___ Material supplied ___
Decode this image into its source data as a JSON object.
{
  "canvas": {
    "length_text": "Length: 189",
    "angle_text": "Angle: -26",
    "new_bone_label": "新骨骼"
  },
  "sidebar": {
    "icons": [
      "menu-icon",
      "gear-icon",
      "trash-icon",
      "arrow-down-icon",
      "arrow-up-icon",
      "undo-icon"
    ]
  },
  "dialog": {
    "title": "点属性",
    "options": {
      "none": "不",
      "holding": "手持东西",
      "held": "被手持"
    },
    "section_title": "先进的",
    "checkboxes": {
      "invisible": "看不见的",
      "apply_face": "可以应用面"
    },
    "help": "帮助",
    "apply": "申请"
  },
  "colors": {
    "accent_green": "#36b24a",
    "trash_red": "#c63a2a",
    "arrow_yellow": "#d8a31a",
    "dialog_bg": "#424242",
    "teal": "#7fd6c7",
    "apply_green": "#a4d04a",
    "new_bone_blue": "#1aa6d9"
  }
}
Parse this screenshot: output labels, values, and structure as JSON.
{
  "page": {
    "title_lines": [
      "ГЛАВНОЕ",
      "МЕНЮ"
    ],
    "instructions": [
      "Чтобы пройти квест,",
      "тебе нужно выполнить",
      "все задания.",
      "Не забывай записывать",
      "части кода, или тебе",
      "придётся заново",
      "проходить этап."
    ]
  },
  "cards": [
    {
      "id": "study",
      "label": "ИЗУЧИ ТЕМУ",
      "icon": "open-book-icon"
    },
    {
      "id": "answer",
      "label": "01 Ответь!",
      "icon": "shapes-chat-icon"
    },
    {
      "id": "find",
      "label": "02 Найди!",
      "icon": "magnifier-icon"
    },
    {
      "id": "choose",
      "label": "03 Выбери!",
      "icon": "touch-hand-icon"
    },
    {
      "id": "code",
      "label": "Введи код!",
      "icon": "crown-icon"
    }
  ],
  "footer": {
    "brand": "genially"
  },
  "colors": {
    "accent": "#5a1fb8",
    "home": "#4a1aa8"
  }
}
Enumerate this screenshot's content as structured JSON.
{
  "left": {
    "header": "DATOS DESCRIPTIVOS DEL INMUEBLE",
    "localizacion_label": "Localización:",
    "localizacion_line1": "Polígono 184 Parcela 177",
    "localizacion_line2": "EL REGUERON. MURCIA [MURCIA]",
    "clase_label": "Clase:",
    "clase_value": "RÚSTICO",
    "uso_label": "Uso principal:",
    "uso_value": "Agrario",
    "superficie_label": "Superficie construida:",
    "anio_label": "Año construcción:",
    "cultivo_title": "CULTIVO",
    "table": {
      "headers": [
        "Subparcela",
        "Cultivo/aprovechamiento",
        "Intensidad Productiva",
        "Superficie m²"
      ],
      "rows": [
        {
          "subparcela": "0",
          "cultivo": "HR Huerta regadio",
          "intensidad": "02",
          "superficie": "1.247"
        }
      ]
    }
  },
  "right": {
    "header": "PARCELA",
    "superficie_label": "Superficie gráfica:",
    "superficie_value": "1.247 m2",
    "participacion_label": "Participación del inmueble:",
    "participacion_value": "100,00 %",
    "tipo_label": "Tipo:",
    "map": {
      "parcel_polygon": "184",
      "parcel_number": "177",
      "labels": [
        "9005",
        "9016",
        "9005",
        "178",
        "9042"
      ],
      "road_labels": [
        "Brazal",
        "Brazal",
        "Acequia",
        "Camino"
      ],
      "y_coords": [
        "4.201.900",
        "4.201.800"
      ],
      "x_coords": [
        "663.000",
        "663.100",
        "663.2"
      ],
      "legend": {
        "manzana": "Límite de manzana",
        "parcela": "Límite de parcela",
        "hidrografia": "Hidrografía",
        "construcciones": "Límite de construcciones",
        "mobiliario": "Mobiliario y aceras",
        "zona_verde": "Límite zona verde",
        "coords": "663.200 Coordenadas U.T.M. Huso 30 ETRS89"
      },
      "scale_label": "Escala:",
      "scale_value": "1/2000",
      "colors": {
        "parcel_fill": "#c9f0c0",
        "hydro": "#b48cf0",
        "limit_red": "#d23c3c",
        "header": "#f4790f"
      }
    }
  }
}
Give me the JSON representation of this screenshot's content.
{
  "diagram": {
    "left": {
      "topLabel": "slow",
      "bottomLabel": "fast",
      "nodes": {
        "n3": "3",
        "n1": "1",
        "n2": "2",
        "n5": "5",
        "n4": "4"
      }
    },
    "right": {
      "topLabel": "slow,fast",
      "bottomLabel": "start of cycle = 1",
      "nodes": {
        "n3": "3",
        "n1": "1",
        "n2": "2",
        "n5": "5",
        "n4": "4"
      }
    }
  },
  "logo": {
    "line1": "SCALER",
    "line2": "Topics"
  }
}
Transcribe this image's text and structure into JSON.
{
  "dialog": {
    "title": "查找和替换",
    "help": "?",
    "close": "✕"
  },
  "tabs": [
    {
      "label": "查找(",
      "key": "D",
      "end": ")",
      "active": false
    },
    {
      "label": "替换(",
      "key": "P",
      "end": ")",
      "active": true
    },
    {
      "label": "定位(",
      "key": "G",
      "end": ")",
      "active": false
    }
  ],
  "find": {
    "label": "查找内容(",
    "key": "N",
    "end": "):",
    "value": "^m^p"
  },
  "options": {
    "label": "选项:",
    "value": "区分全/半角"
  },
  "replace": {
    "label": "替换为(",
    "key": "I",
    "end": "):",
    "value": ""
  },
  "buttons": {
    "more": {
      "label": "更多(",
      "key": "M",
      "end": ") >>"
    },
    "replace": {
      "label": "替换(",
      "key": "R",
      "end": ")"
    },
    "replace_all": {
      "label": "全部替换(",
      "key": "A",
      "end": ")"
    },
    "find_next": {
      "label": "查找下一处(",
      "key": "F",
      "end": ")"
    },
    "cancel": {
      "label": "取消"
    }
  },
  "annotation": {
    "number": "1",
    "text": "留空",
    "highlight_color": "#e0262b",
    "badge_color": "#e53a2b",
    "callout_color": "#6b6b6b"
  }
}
___
Nothing in the listing may be changed; retype it all exactly.

Decode this image into its source data as a JSON object.
{
  "canvas": {
    "length_text": "Length: 189",
    "angle_text": "Angle: -26",
    "new_bone_label": "新骨骼"
  },
  "sidebar": {
    "icons": [
      "menu-icon",
      "gear-icon",
      "trash-icon",
      "arrow-down-icon",
      "arrow-up-icon",
      "undo-icon"
    ]
  },
  "dialog": {
    "title": "点属性",
    "options": {
      "none": "不",
      "holding": "手持东西",
      "held": "被手持"
    },
    "section_title": "先进的",
    "checkboxes": {
      "invisible": "看不见的",
      "apply_face": "可以应用面"
    },
    "help": "帮助",
    "apply": "申请"
  },
  "colors": {
    "accent_green": "#36b24a",
    "trash_red": "#c63a2a",
    "arrow_yellow": "#d8a31a",
    "dialog_bg": "#424242",
    "teal": "#7fd6c7",
    "apply_green": "#a4d04a",
    "new_bone_blue": "#1aa6d9"
  }
}
Parse this screenshot: output labels, values, and structure as JSON.
{
  "page": {
    "title_lines": [
      "ГЛАВНОЕ",
      "МЕНЮ"
    ],
    "instructions": [
      "Чтобы пройти квест,",
      "тебе нужно выполнить",
      "все задания.",
      "Не забывай записывать",
      "части кода, или тебе",
      "придётся заново",
      "проходить этап."
    ]
  },
  "cards": [
    {
      "id": "study",
      "label": "ИЗУЧИ ТЕМУ",
      "icon": "open-book-icon"
    },
    {
      "id": "answer",
      "label": "01 Ответь!",
      "icon": "shapes-chat-icon"
    },
    {
      "id": "find",
      "label": "02 Найди!",
      "icon": "magnifier-icon"
    },
    {
      "id": "choose",
      "label": "03 Выбери!",
      "icon": "touch-hand-icon"
    },
    {
      "id": "code",
      "label": "Введи код!",
      "icon": "crown-icon"
    }
  ],
  "footer": {
    "brand": "genially"
  },
  "colors": {
    "accent": "#5a1fb8",
    "home": "#4a1aa8"
  }
}
Enumerate this screenshot's content as structured JSON.
{
  "left": {
    "header": "DATOS DESCRIPTIVOS DEL INMUEBLE",
    "localizacion_label": "Localización:",
    "localizacion_line1": "Polígono 184 Parcela 177",
    "localizacion_line2": "EL REGUERON. MURCIA [MURCIA]",
    "clase_label": "Clase:",
    "clase_value": "RÚSTICO",
    "uso_label": "Uso principal:",
    "uso_value": "Agrario",
    "superficie_label": "Superficie construida:",
    "anio_label": "Año construcción:",
    "cultivo_title": "CULTIVO",
    "table": {
      "headers": [
        "Subparcela",
        "Cultivo/aprovechamiento",
        "Intensidad Productiva",
        "Superficie m²"
      ],
      "rows": [
        {
          "subparcela": "0",
          "cultivo": "HR Huerta regadio",
          "intensidad": "02",
          "superficie": "1.247"
        }
      ]
    }
  },
  "right": {
    "header": "PARCELA",
    "superficie_label": "Superficie gráfica:",
    "superficie_value": "1.247 m2",
    "participacion_label": "Participación del inmueble:",
    "participacion_value": "100,00 %",
    "tipo_label": "Tipo:",
    "map": {
      "parcel_polygon": "184",
      "parcel_number": "177",
      "labels": [
        "9005",
        "9016",
        "9005",
        "178",
        "9042"
      ],
      "road_labels": [
        "Brazal",
        "Brazal",
        "Acequia",
        "Camino"
      ],
      "y_coords": [
        "4.201.900",
        "4.201.800"
      ],
      "x_coords": [
        "663.000",
        "663.100",
        "663.2"
      ],
      "legend": {
        "manzana": "Límite de manzana",
        "parcela": "Límite de parcela",
        "hidrografia": "Hidrografía",
        "construcciones": "Límite de construcciones",
        "mobiliario": "Mobiliario y aceras",
        "zona_verde": "Límite zona verde",
        "coords": "663.200 Coordenadas U.T.M. Huso 30 ETRS89"
      },
      "scale_label": "Escala:",
      "scale_value": "1/2000",
      "colors": {
        "parcel_fill": "#c9f0c0",
        "hydro": "#b48cf0",
        "limit_red": "#d23c3c",
        "header": "#f4790f"
      }
    }
  }
}
Give me the JSON representation of this screenshot's content.
{
  "diagram": {
    "left": {
      "topLabel": "slow",
      "bottomLabel": "fast",
      "nodes": {
        "n3": "3",
        "n1": "1",
        "n2": "2",
        "n5": "5",
        "n4": "4"
      }
    },
    "right": {
      "topLabel": "slow,fast",
      "bottomLabel": "start of cycle = 1",
      "nodes": {
        "n3": "3",
        "n1": "1",
        "n2": "2",
        "n5": "5",
        "n4": "4"
      }
    }
  },
  "logo": {
    "line1": "SCALER",
    "line2": "Topics"
  }
}
Transcribe this image's text and structure into JSON.
{
  "dialog": {
    "title": "查找和替换",
    "help": "?",
    "close": "✕"
  },
  "tabs": [
    {
      "label": "查找(",
      "key": "D",
      "end": ")",
      "active": false
    },
    {
      "label": "替换(",
      "key": "P",
      "end": ")",
      "active": true
    },
    {
      "label": "定位(",
      "key": "G",
      "end": ")",
      "active": false
    }
  ],
  "find": {
    "label": "查找内容(",
    "key": "N",
    "end": "):",
    "value": "^m^p"
  },
  "options": {
    "label": "选项:",
    "value": "区分全/半角"
  },
  "replace": {
    "label": "替换为(",
    "key": "I",
    "end": "):",
    "value": ""
  },
  "buttons": {
    "more": {
      "label": "更多(",
      "key": "M",
      "end": ") >>"
    },
    "replace": {
      "label": "替换(",
      "key": "R",
      "end": ")"
    },
    "replace_all": {
      "label": "全部替换(",
      "key": "A",
      "end": ")"
    },
    "find_next": {
      "label": "查找下一处(",
      "key": "F",
      "end": ")"
    },
    "cancel": {
      "label": "取消"
    }
  },
  "annotation": {
    "number": "1",
    "text": "留空",
    "highlight_color": "#e0262b",
    "badge_color": "#e53a2b",
    "callout_color": "#6b6b6b"
  }
}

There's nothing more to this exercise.